MATERIAL FOR THE TASK start

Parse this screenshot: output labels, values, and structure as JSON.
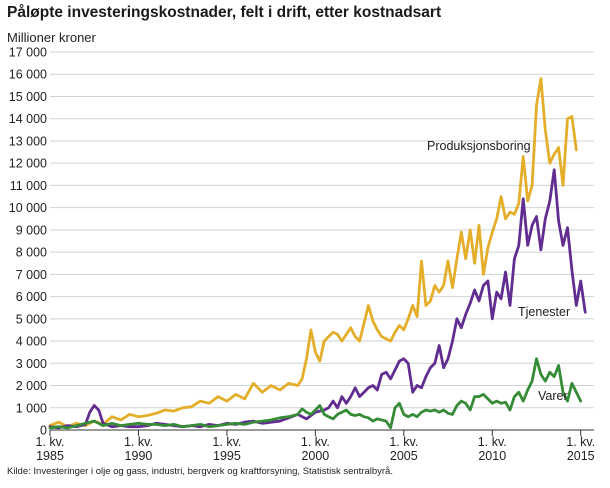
{
  "title": "Påløpte investeringskostnader, felt i drift, etter kostnadsart",
  "source": "Kilde: Investeringer i olje og gass, industri, bergverk og kraftforsyning, Statistisk sentralbyrå.",
  "chart_data": {
    "type": "line",
    "title": "Påløpte investeringskostnader, felt i drift, etter kostnadsart",
    "xlabel": "",
    "ylabel": "Millioner kroner",
    "ylim": [
      0,
      17000
    ],
    "yticks": [
      0,
      1000,
      2000,
      3000,
      4000,
      5000,
      6000,
      7000,
      8000,
      9000,
      10000,
      11000,
      12000,
      13000,
      14000,
      15000,
      16000,
      17000
    ],
    "ytick_labels": [
      "0",
      "1 000",
      "2 000",
      "3 000",
      "4 000",
      "5 000",
      "6 000",
      "7 000",
      "8 000",
      "9 000",
      "10 000",
      "11 000",
      "12 000",
      "13 000",
      "14 000",
      "15 000",
      "16 000",
      "17 000"
    ],
    "xlim": [
      1985.0,
      2015.75
    ],
    "xticks": [
      {
        "x": 1985,
        "line1": "1. kv.",
        "line2": "1985"
      },
      {
        "x": 1990,
        "line1": "1. kv.",
        "line2": "1990"
      },
      {
        "x": 1995,
        "line1": "1. kv.",
        "line2": "1995"
      },
      {
        "x": 2000,
        "line1": "1. kv.",
        "line2": "2000"
      },
      {
        "x": 2005,
        "line1": "1. kv.",
        "line2": "2005"
      },
      {
        "x": 2010,
        "line1": "1. kv.",
        "line2": "2010"
      },
      {
        "x": 2015,
        "line1": "1. kv.",
        "line2": "2015"
      }
    ],
    "grid": true,
    "series": [
      {
        "name": "Produksjonsboring",
        "color": "#e4ae2b",
        "points": [
          [
            1985.0,
            200
          ],
          [
            1985.5,
            350
          ],
          [
            1986.0,
            150
          ],
          [
            1986.5,
            300
          ],
          [
            1987.0,
            200
          ],
          [
            1987.5,
            400
          ],
          [
            1988.0,
            250
          ],
          [
            1988.5,
            600
          ],
          [
            1989.0,
            450
          ],
          [
            1989.5,
            700
          ],
          [
            1990.0,
            600
          ],
          [
            1990.5,
            650
          ],
          [
            1991.0,
            750
          ],
          [
            1991.5,
            900
          ],
          [
            1992.0,
            850
          ],
          [
            1992.5,
            1000
          ],
          [
            1993.0,
            1050
          ],
          [
            1993.5,
            1300
          ],
          [
            1994.0,
            1200
          ],
          [
            1994.5,
            1500
          ],
          [
            1995.0,
            1300
          ],
          [
            1995.5,
            1600
          ],
          [
            1996.0,
            1400
          ],
          [
            1996.5,
            2100
          ],
          [
            1997.0,
            1700
          ],
          [
            1997.5,
            2000
          ],
          [
            1998.0,
            1800
          ],
          [
            1998.5,
            2100
          ],
          [
            1999.0,
            2000
          ],
          [
            1999.25,
            2300
          ],
          [
            1999.5,
            3200
          ],
          [
            1999.75,
            4500
          ],
          [
            2000.0,
            3500
          ],
          [
            2000.25,
            3100
          ],
          [
            2000.5,
            4000
          ],
          [
            2000.75,
            4200
          ],
          [
            2001.0,
            4400
          ],
          [
            2001.25,
            4300
          ],
          [
            2001.5,
            4000
          ],
          [
            2001.75,
            4300
          ],
          [
            2002.0,
            4600
          ],
          [
            2002.25,
            4200
          ],
          [
            2002.5,
            4000
          ],
          [
            2002.75,
            4800
          ],
          [
            2003.0,
            5600
          ],
          [
            2003.25,
            4900
          ],
          [
            2003.5,
            4500
          ],
          [
            2003.75,
            4200
          ],
          [
            2004.0,
            4100
          ],
          [
            2004.25,
            4000
          ],
          [
            2004.5,
            4400
          ],
          [
            2004.75,
            4700
          ],
          [
            2005.0,
            4500
          ],
          [
            2005.25,
            5000
          ],
          [
            2005.5,
            5600
          ],
          [
            2005.75,
            5100
          ],
          [
            2006.0,
            7600
          ],
          [
            2006.25,
            5600
          ],
          [
            2006.5,
            5800
          ],
          [
            2006.75,
            6500
          ],
          [
            2007.0,
            6200
          ],
          [
            2007.25,
            6500
          ],
          [
            2007.5,
            7600
          ],
          [
            2007.75,
            6400
          ],
          [
            2008.0,
            7700
          ],
          [
            2008.25,
            8900
          ],
          [
            2008.5,
            7700
          ],
          [
            2008.75,
            9000
          ],
          [
            2009.0,
            7500
          ],
          [
            2009.25,
            9200
          ],
          [
            2009.5,
            7000
          ],
          [
            2009.75,
            8200
          ],
          [
            2010.0,
            8900
          ],
          [
            2010.25,
            9500
          ],
          [
            2010.5,
            10500
          ],
          [
            2010.75,
            9500
          ],
          [
            2011.0,
            9800
          ],
          [
            2011.25,
            9700
          ],
          [
            2011.5,
            10200
          ],
          [
            2011.75,
            12300
          ],
          [
            2012.0,
            10300
          ],
          [
            2012.25,
            11000
          ],
          [
            2012.5,
            14600
          ],
          [
            2012.75,
            15800
          ],
          [
            2013.0,
            13500
          ],
          [
            2013.25,
            12000
          ],
          [
            2013.5,
            12400
          ],
          [
            2013.75,
            12700
          ],
          [
            2014.0,
            11000
          ],
          [
            2014.25,
            14000
          ],
          [
            2014.5,
            14100
          ],
          [
            2014.75,
            12600
          ]
        ]
      },
      {
        "name": "Tjenester",
        "color": "#612d90",
        "points": [
          [
            1985.0,
            150
          ],
          [
            1985.5,
            100
          ],
          [
            1986.0,
            200
          ],
          [
            1986.5,
            150
          ],
          [
            1987.0,
            250
          ],
          [
            1987.25,
            800
          ],
          [
            1987.5,
            1100
          ],
          [
            1987.75,
            900
          ],
          [
            1988.0,
            300
          ],
          [
            1988.5,
            150
          ],
          [
            1989.0,
            200
          ],
          [
            1989.5,
            150
          ],
          [
            1990.0,
            150
          ],
          [
            1990.5,
            200
          ],
          [
            1991.0,
            300
          ],
          [
            1991.5,
            250
          ],
          [
            1992.0,
            200
          ],
          [
            1992.5,
            150
          ],
          [
            1993.0,
            200
          ],
          [
            1993.5,
            150
          ],
          [
            1994.0,
            250
          ],
          [
            1994.5,
            200
          ],
          [
            1995.0,
            300
          ],
          [
            1995.5,
            250
          ],
          [
            1996.0,
            350
          ],
          [
            1996.5,
            400
          ],
          [
            1997.0,
            300
          ],
          [
            1997.5,
            350
          ],
          [
            1998.0,
            400
          ],
          [
            1998.5,
            550
          ],
          [
            1999.0,
            700
          ],
          [
            1999.5,
            500
          ],
          [
            2000.0,
            800
          ],
          [
            2000.5,
            900
          ],
          [
            2000.75,
            1000
          ],
          [
            2001.0,
            1300
          ],
          [
            2001.25,
            1000
          ],
          [
            2001.5,
            1500
          ],
          [
            2001.75,
            1200
          ],
          [
            2002.0,
            1500
          ],
          [
            2002.25,
            1900
          ],
          [
            2002.5,
            1500
          ],
          [
            2002.75,
            1700
          ],
          [
            2003.0,
            1900
          ],
          [
            2003.25,
            2000
          ],
          [
            2003.5,
            1800
          ],
          [
            2003.75,
            2500
          ],
          [
            2004.0,
            2600
          ],
          [
            2004.25,
            2300
          ],
          [
            2004.5,
            2700
          ],
          [
            2004.75,
            3100
          ],
          [
            2005.0,
            3200
          ],
          [
            2005.25,
            3000
          ],
          [
            2005.5,
            1700
          ],
          [
            2005.75,
            2000
          ],
          [
            2006.0,
            1900
          ],
          [
            2006.25,
            2400
          ],
          [
            2006.5,
            2800
          ],
          [
            2006.75,
            3000
          ],
          [
            2007.0,
            3800
          ],
          [
            2007.25,
            2800
          ],
          [
            2007.5,
            3200
          ],
          [
            2007.75,
            4000
          ],
          [
            2008.0,
            5000
          ],
          [
            2008.25,
            4600
          ],
          [
            2008.5,
            5200
          ],
          [
            2008.75,
            5700
          ],
          [
            2009.0,
            6300
          ],
          [
            2009.25,
            5800
          ],
          [
            2009.5,
            6500
          ],
          [
            2009.75,
            6700
          ],
          [
            2010.0,
            5000
          ],
          [
            2010.25,
            6200
          ],
          [
            2010.5,
            5900
          ],
          [
            2010.75,
            7100
          ],
          [
            2011.0,
            5600
          ],
          [
            2011.25,
            7700
          ],
          [
            2011.5,
            8300
          ],
          [
            2011.75,
            10400
          ],
          [
            2012.0,
            8300
          ],
          [
            2012.25,
            9200
          ],
          [
            2012.5,
            9600
          ],
          [
            2012.75,
            8100
          ],
          [
            2013.0,
            9500
          ],
          [
            2013.25,
            10300
          ],
          [
            2013.5,
            11700
          ],
          [
            2013.75,
            9400
          ],
          [
            2014.0,
            8300
          ],
          [
            2014.25,
            9100
          ],
          [
            2014.5,
            7200
          ],
          [
            2014.75,
            5600
          ],
          [
            2015.0,
            6700
          ],
          [
            2015.25,
            5300
          ]
        ]
      },
      {
        "name": "Varer",
        "color": "#368b37",
        "points": [
          [
            1985.0,
            100
          ],
          [
            1985.5,
            150
          ],
          [
            1986.0,
            100
          ],
          [
            1986.5,
            200
          ],
          [
            1987.0,
            300
          ],
          [
            1987.5,
            400
          ],
          [
            1988.0,
            200
          ],
          [
            1988.5,
            300
          ],
          [
            1989.0,
            200
          ],
          [
            1989.5,
            250
          ],
          [
            1990.0,
            300
          ],
          [
            1990.5,
            250
          ],
          [
            1991.0,
            250
          ],
          [
            1991.5,
            200
          ],
          [
            1992.0,
            250
          ],
          [
            1992.5,
            150
          ],
          [
            1993.0,
            200
          ],
          [
            1993.5,
            250
          ],
          [
            1994.0,
            150
          ],
          [
            1994.5,
            200
          ],
          [
            1995.0,
            250
          ],
          [
            1995.5,
            300
          ],
          [
            1996.0,
            250
          ],
          [
            1996.5,
            350
          ],
          [
            1997.0,
            400
          ],
          [
            1997.5,
            450
          ],
          [
            1998.0,
            550
          ],
          [
            1998.5,
            600
          ],
          [
            1999.0,
            700
          ],
          [
            1999.25,
            950
          ],
          [
            1999.5,
            800
          ],
          [
            1999.75,
            700
          ],
          [
            2000.0,
            900
          ],
          [
            2000.25,
            1100
          ],
          [
            2000.5,
            700
          ],
          [
            2000.75,
            600
          ],
          [
            2001.0,
            500
          ],
          [
            2001.25,
            700
          ],
          [
            2001.5,
            800
          ],
          [
            2001.75,
            900
          ],
          [
            2002.0,
            700
          ],
          [
            2002.25,
            650
          ],
          [
            2002.5,
            700
          ],
          [
            2002.75,
            600
          ],
          [
            2003.0,
            550
          ],
          [
            2003.25,
            400
          ],
          [
            2003.5,
            500
          ],
          [
            2003.75,
            450
          ],
          [
            2004.0,
            400
          ],
          [
            2004.25,
            100
          ],
          [
            2004.5,
            1000
          ],
          [
            2004.75,
            1200
          ],
          [
            2005.0,
            700
          ],
          [
            2005.25,
            600
          ],
          [
            2005.5,
            700
          ],
          [
            2005.75,
            600
          ],
          [
            2006.0,
            800
          ],
          [
            2006.25,
            900
          ],
          [
            2006.5,
            850
          ],
          [
            2006.75,
            900
          ],
          [
            2007.0,
            800
          ],
          [
            2007.25,
            900
          ],
          [
            2007.5,
            750
          ],
          [
            2007.75,
            700
          ],
          [
            2008.0,
            1100
          ],
          [
            2008.25,
            1300
          ],
          [
            2008.5,
            1200
          ],
          [
            2008.75,
            900
          ],
          [
            2009.0,
            1500
          ],
          [
            2009.25,
            1500
          ],
          [
            2009.5,
            1600
          ],
          [
            2009.75,
            1400
          ],
          [
            2010.0,
            1200
          ],
          [
            2010.25,
            1300
          ],
          [
            2010.5,
            1200
          ],
          [
            2010.75,
            1250
          ],
          [
            2011.0,
            900
          ],
          [
            2011.25,
            1500
          ],
          [
            2011.5,
            1700
          ],
          [
            2011.75,
            1300
          ],
          [
            2012.0,
            1800
          ],
          [
            2012.25,
            2200
          ],
          [
            2012.5,
            3200
          ],
          [
            2012.75,
            2500
          ],
          [
            2013.0,
            2200
          ],
          [
            2013.25,
            2600
          ],
          [
            2013.5,
            2400
          ],
          [
            2013.75,
            2900
          ],
          [
            2014.0,
            1700
          ],
          [
            2014.25,
            1300
          ],
          [
            2014.5,
            2100
          ],
          [
            2014.75,
            1700
          ],
          [
            2015.0,
            1300
          ]
        ]
      }
    ],
    "annotations": [
      {
        "text": "Produksjonsboring",
        "series": "Produksjonsboring"
      },
      {
        "text": "Tjenester",
        "series": "Tjenester"
      },
      {
        "text": "Varer",
        "series": "Varer"
      }
    ],
    "colors": {
      "grid": "#cfd2d4",
      "axis": "#333333",
      "text": "#222222"
    }
  }
}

MATERIAL FOR THE TASK end

## [GIVEN INSTRUCTION]
Scan the material above for the string "felt" and return the lines that hold it.

## [EXPECTED ANSWER]
  "title": "Påløpte investeringskostnader, felt i drift, etter kostnadsart",
    "title": "Påløpte investeringskostnader, felt i drift, etter kostnadsart",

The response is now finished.